Available data →

****************

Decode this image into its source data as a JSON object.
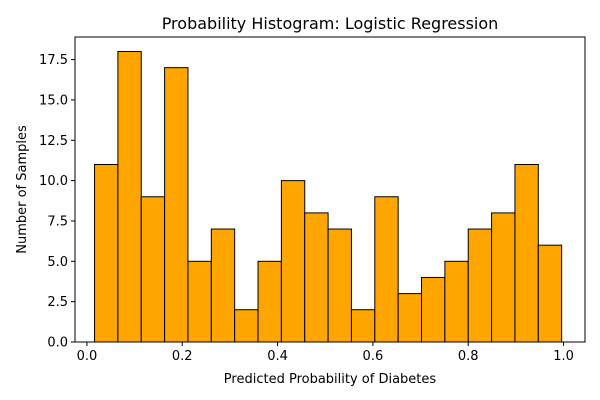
{
  "chart_data": {
    "type": "bar",
    "title": "Probability Histogram: Logistic Regression",
    "xlabel": "Predicted Probability of Diabetes",
    "ylabel": "Number of Samples",
    "bin_edges": [
      0.016,
      0.065,
      0.114,
      0.163,
      0.212,
      0.261,
      0.31,
      0.359,
      0.408,
      0.457,
      0.506,
      0.555,
      0.604,
      0.653,
      0.702,
      0.751,
      0.8,
      0.849,
      0.898,
      0.947,
      0.996
    ],
    "values": [
      11,
      18,
      9,
      17,
      5,
      7,
      2,
      5,
      10,
      8,
      7,
      2,
      9,
      3,
      4,
      5,
      7,
      8,
      11,
      6
    ],
    "xlim": [
      -0.025,
      1.045
    ],
    "ylim": [
      0,
      18.9
    ],
    "xticks": [
      0.0,
      0.2,
      0.4,
      0.6,
      0.8,
      1.0
    ],
    "xtick_labels": [
      "0.0",
      "0.2",
      "0.4",
      "0.6",
      "0.8",
      "1.0"
    ],
    "yticks": [
      0,
      2.5,
      5,
      7.5,
      10,
      12.5,
      15,
      17.5
    ],
    "ytick_labels": [
      "0.0",
      "2.5",
      "5.0",
      "7.5",
      "10.0",
      "12.5",
      "15.0",
      "17.5"
    ],
    "grid": false,
    "bar_color": "#FFA500",
    "edge_color": "#000000"
  }
}
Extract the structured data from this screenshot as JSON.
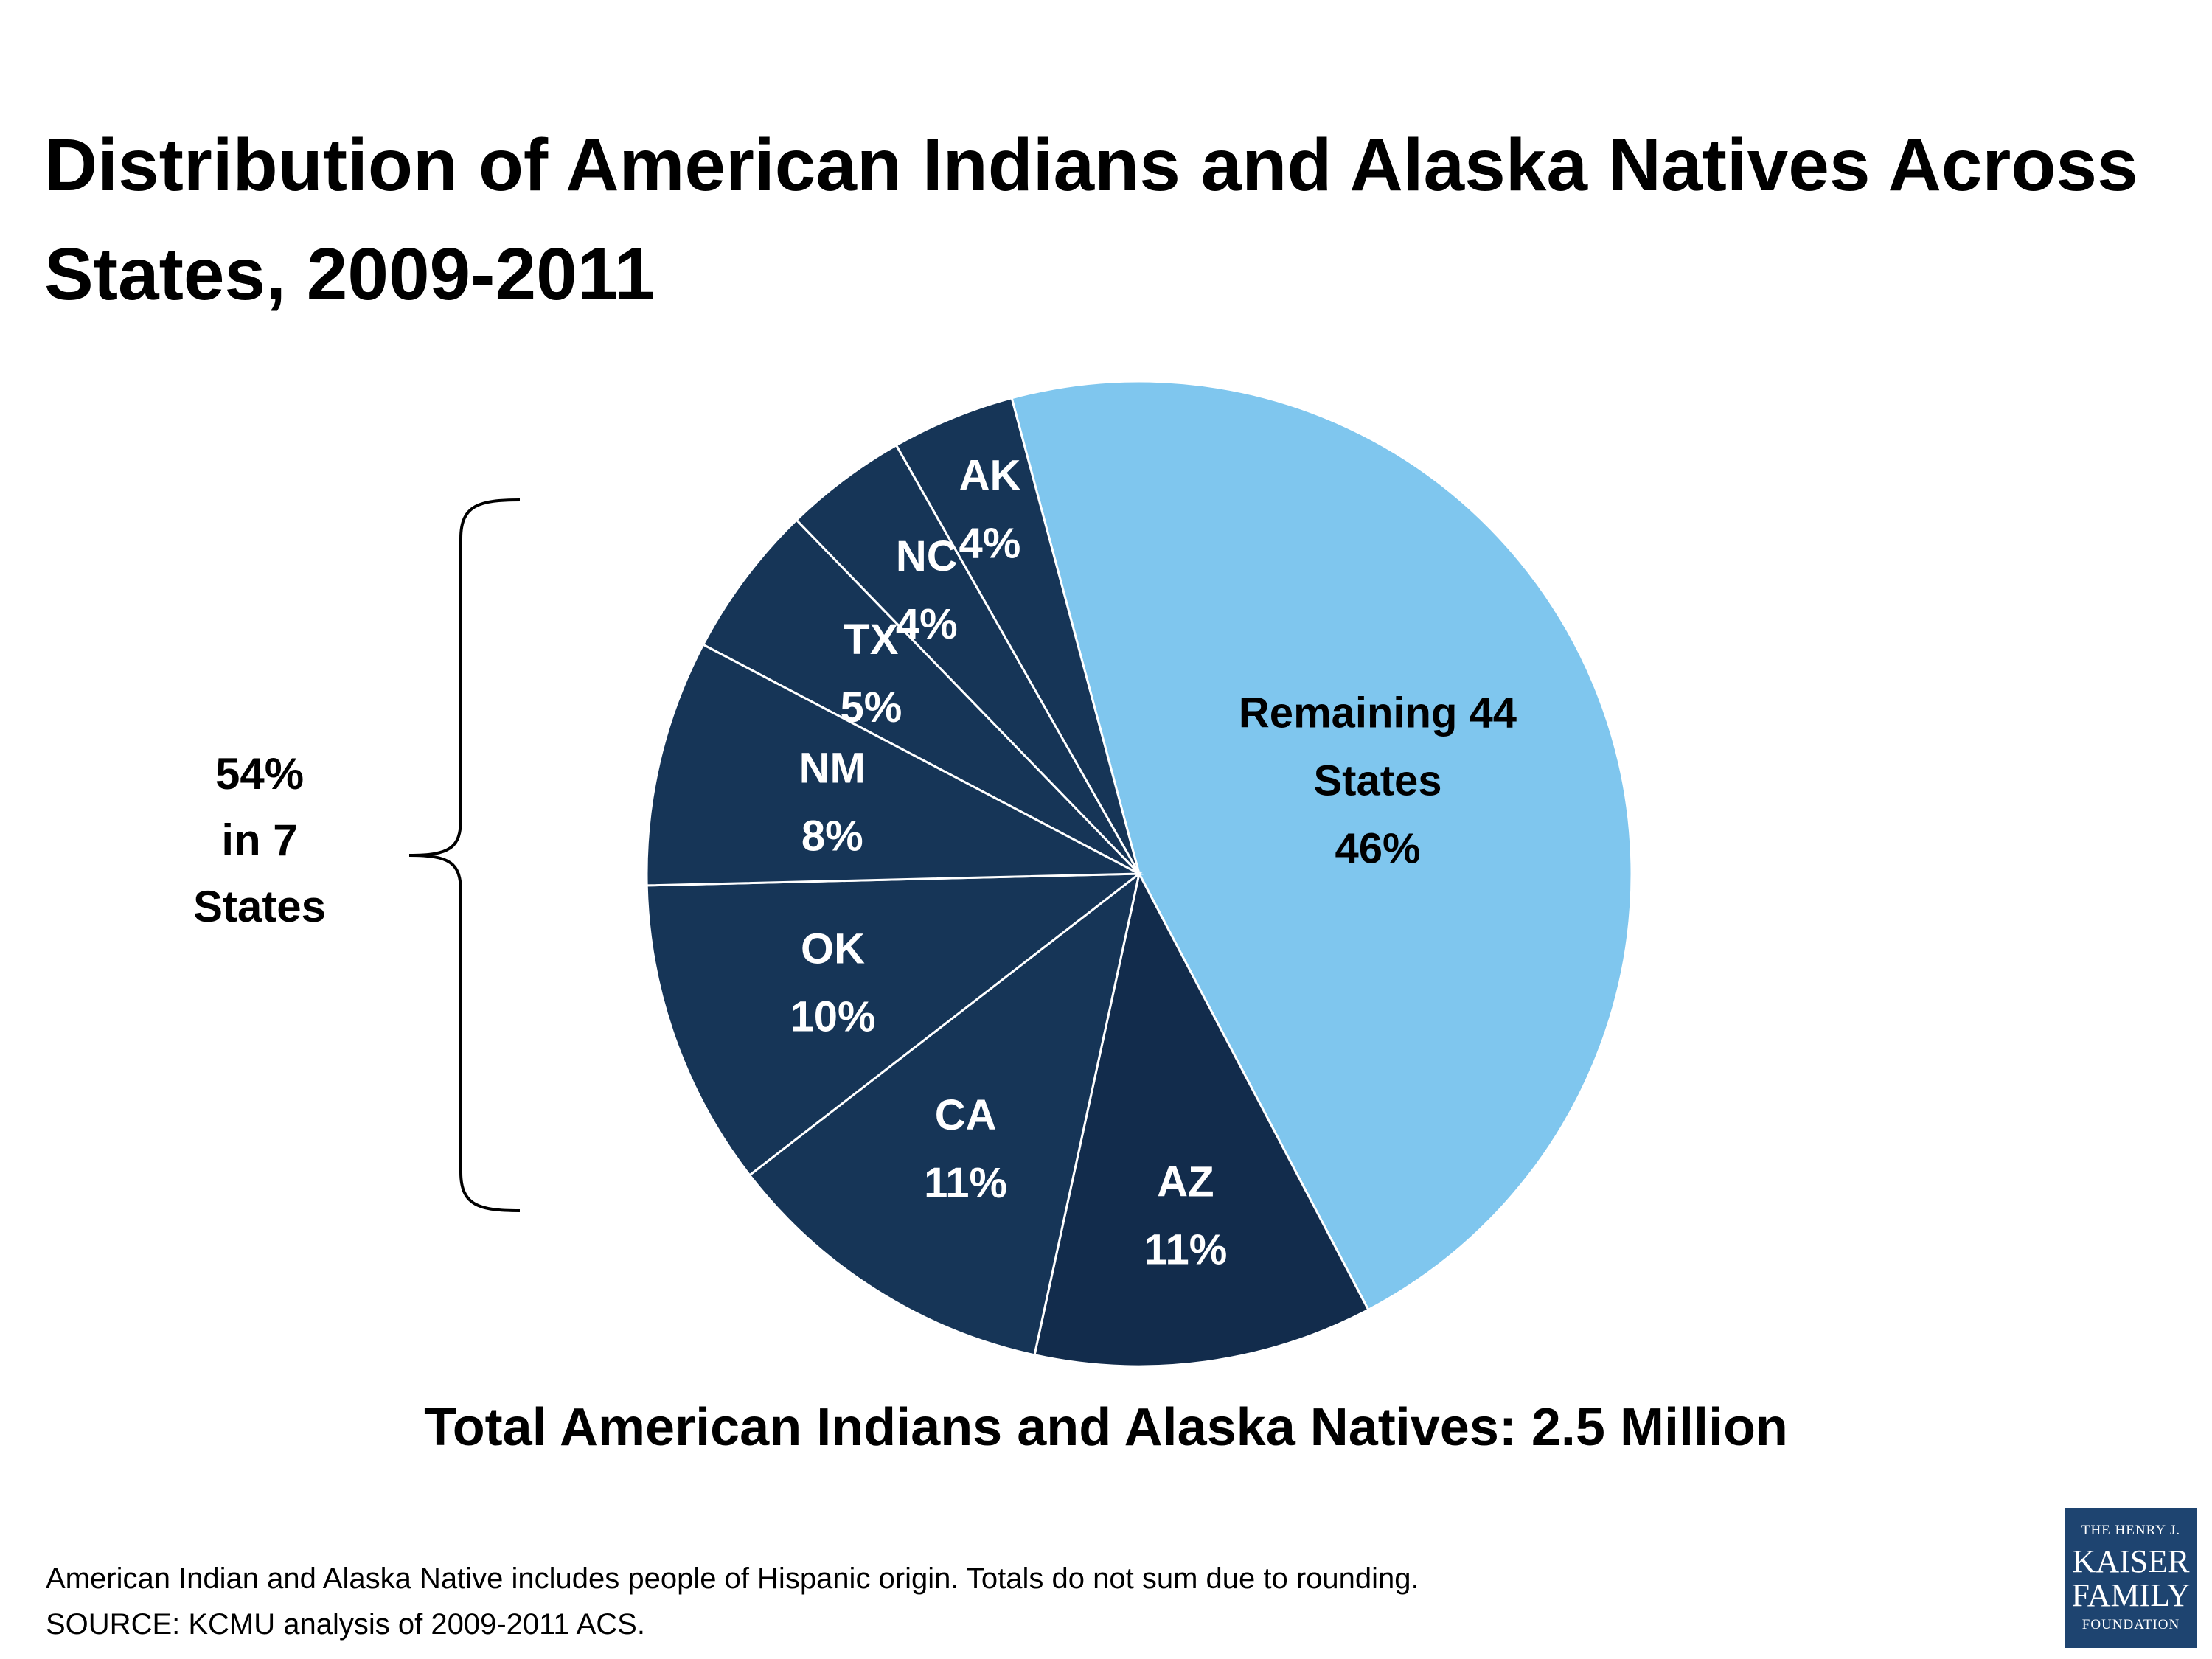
{
  "title": "Distribution of American Indians and Alaska Natives Across States, 2009-2011",
  "bracket": {
    "line1": "54%",
    "line2": "in 7",
    "line3": "States"
  },
  "total_label": "Total American Indians and Alaska Natives: 2.5 Million",
  "footnote": {
    "line1": "American Indian and Alaska Native includes people of Hispanic origin. Totals do not sum due to rounding.",
    "line2": "SOURCE: KCMU analysis of 2009-2011 ACS."
  },
  "logo": {
    "line1": "THE HENRY J.",
    "line2": "KAISER",
    "line3": "FAMILY",
    "line4": "FOUNDATION"
  },
  "colors": {
    "light": "#7fc6ee",
    "dark": "#163557",
    "darkest": "#122c4c",
    "text_light": "#ffffff",
    "text_dark": "#000000"
  },
  "chart_data": {
    "type": "pie",
    "slices": [
      {
        "name": "Remaining 44 States",
        "value": 46,
        "label_lines": [
          "Remaining 44",
          "States",
          "46%"
        ],
        "color": "#7fc6ee"
      },
      {
        "name": "AZ",
        "value": 11,
        "label_lines": [
          "AZ",
          "11%"
        ],
        "color": "#122c4c"
      },
      {
        "name": "CA",
        "value": 11,
        "label_lines": [
          "CA",
          "11%"
        ],
        "color": "#163557"
      },
      {
        "name": "OK",
        "value": 10,
        "label_lines": [
          "OK",
          "10%"
        ],
        "color": "#163557"
      },
      {
        "name": "NM",
        "value": 8,
        "label_lines": [
          "NM",
          "8%"
        ],
        "color": "#163557"
      },
      {
        "name": "TX",
        "value": 5,
        "label_lines": [
          "TX",
          "5%"
        ],
        "color": "#163557"
      },
      {
        "name": "NC",
        "value": 4,
        "label_lines": [
          "NC",
          "4%"
        ],
        "color": "#163557"
      },
      {
        "name": "AK",
        "value": 4,
        "label_lines": [
          "AK",
          "4%"
        ],
        "color": "#163557"
      }
    ]
  }
}
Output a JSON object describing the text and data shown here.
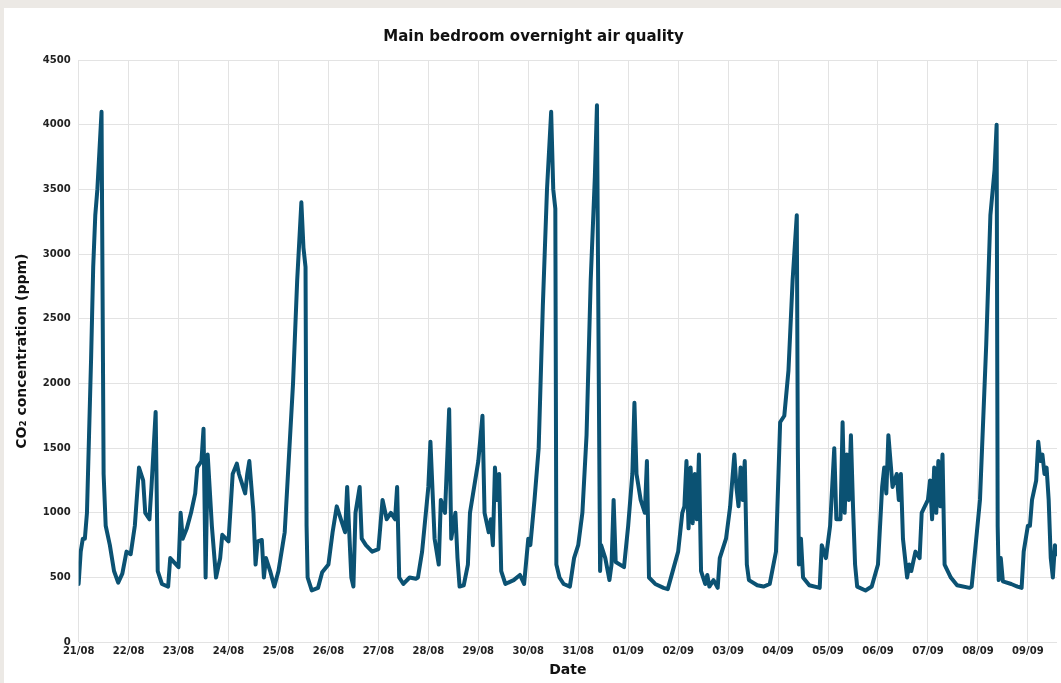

****************

Find the lines that include the string "American", then copy each of them.

Task solution →
  "title": "Distribution of American Indians and Alaska Natives Across States, 2009-2011",
  "total_label": "Total American Indians and Alaska Natives: 2.5 Million",
    "line1": "American Indian and Alaska Native includes people of Hispanic origin. Totals do not sum due to rounding.",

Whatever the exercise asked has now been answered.